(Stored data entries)
***

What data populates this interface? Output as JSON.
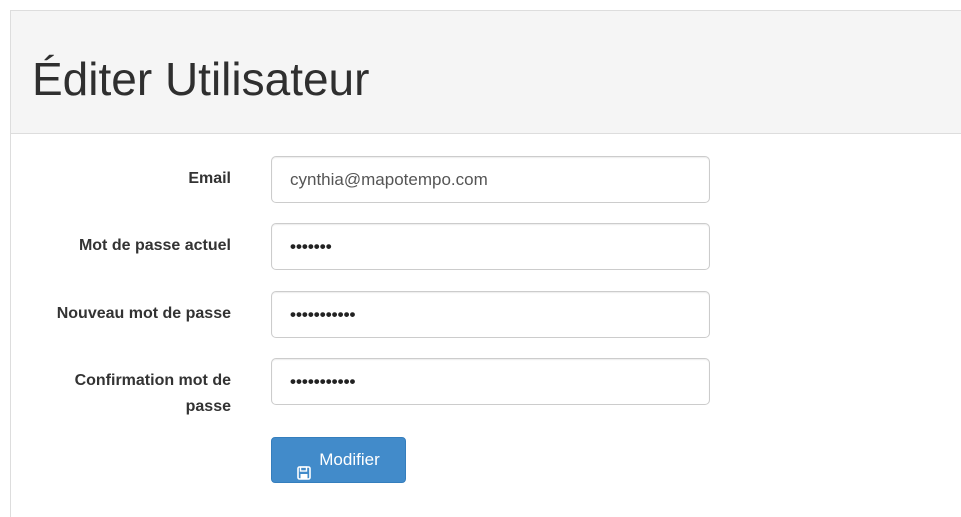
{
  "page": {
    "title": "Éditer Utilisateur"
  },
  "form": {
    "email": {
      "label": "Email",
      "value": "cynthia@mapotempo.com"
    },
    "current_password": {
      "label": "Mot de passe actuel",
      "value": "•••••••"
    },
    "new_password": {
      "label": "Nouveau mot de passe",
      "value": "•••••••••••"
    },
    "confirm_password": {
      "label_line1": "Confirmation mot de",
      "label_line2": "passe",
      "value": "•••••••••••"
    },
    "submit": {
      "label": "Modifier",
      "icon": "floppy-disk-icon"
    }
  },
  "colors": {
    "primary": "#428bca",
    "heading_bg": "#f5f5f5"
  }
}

***

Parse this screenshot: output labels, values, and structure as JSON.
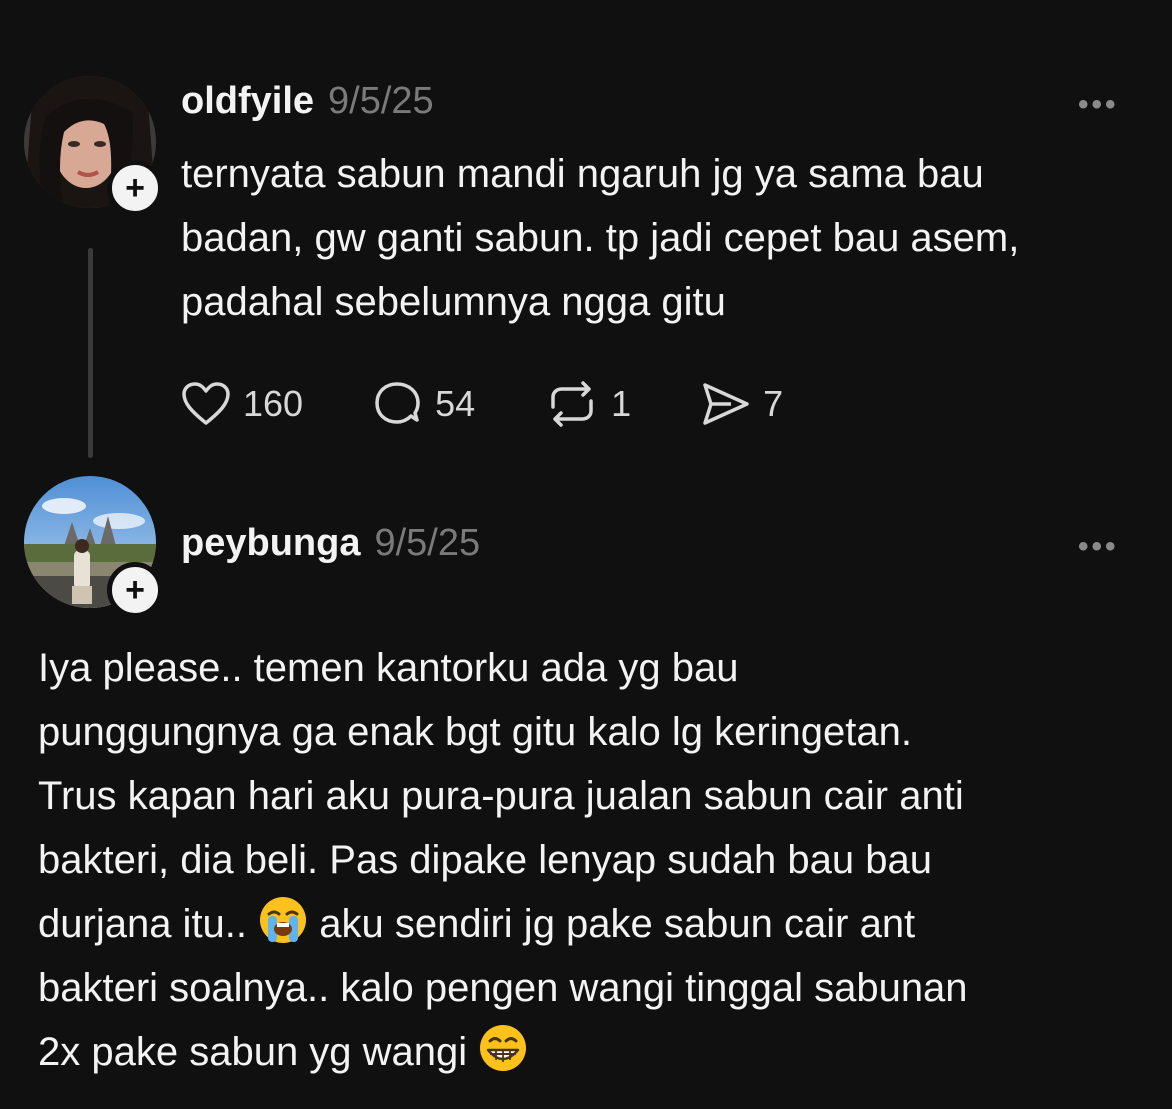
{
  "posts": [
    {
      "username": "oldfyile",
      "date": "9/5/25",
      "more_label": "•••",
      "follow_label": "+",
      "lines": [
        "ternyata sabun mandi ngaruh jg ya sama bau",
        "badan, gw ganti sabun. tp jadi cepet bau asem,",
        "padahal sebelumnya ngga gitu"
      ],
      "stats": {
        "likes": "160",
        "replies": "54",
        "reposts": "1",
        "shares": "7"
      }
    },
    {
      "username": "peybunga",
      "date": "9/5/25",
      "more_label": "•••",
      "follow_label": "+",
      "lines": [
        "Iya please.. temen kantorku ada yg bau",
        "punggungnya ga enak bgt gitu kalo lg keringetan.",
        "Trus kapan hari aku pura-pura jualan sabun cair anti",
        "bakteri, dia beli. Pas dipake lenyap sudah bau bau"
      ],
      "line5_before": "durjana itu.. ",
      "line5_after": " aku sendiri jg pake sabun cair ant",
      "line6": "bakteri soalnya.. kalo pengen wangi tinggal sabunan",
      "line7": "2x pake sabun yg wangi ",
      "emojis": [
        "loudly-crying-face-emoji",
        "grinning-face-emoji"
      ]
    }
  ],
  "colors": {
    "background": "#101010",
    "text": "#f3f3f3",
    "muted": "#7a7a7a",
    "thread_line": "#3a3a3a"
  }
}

***

:: EXERCISE GOAL ::
Find all lines holding the string "username" and copy them.

:: EXERCISE RESPONSE ::
      "username": "oldfyile",
      "username": "peybunga",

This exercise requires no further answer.